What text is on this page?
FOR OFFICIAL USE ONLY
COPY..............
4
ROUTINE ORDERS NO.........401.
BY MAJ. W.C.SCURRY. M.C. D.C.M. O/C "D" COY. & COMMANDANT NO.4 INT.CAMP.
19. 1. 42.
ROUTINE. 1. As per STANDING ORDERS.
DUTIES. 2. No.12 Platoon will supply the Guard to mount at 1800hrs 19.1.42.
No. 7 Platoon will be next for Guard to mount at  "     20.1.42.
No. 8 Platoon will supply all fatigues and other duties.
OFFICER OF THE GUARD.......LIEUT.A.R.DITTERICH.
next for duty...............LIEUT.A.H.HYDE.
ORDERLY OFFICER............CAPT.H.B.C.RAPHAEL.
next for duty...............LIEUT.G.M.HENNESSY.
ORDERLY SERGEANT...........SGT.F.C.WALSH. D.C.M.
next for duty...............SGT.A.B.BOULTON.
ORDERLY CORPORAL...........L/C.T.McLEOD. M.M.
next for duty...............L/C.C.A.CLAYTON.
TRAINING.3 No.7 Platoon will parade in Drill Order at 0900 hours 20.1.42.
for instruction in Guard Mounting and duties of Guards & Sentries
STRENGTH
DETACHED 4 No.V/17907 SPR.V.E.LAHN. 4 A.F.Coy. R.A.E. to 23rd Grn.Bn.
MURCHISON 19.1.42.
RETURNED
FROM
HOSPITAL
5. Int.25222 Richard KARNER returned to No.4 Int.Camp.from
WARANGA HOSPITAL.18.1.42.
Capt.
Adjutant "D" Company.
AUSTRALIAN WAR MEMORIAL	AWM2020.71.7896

To be done -> Reproduce each line of the material above precisely.

Solved exercise ->
What text is on this page?
FOR OFFICIAL USE ONLY
COPY..............
4
ROUTINE ORDERS NO.........401.
BY MAJ. W.C.SCURRY. M.C. D.C.M. O/C "D" COY. & COMMANDANT NO.4 INT.CAMP.
19. 1. 42.
ROUTINE. 1. As per STANDING ORDERS.
DUTIES. 2. No.12 Platoon will supply the Guard to mount at 1800hrs 19.1.42.
No. 7 Platoon will be next for Guard to mount at  "     20.1.42.
No. 8 Platoon will supply all fatigues and other duties.
OFFICER OF THE GUARD.......LIEUT.A.R.DITTERICH.
next for duty...............LIEUT.A.H.HYDE.
ORDERLY OFFICER............CAPT.H.B.C.RAPHAEL.
next for duty...............LIEUT.G.M.HENNESSY.
ORDERLY SERGEANT...........SGT.F.C.WALSH. D.C.M.
next for duty...............SGT.A.B.BOULTON.
ORDERLY CORPORAL...........L/C.T.McLEOD. M.M.
next for duty...............L/C.C.A.CLAYTON.
TRAINING.3 No.7 Platoon will parade in Drill Order at 0900 hours 20.1.42.
for instruction in Guard Mounting and duties of Guards & Sentries
STRENGTH
DETACHED 4 No.V/17907 SPR.V.E.LAHN. 4 A.F.Coy. R.A.E. to 23rd Grn.Bn.
MURCHISON 19.1.42.
RETURNED
FROM
HOSPITAL
5. Int.25222 Richard KARNER returned to No.4 Int.Camp.from
WARANGA HOSPITAL.18.1.42.
Capt.
Adjutant "D" Company.
AUSTRALIAN WAR MEMORIAL	AWM2020.71.7896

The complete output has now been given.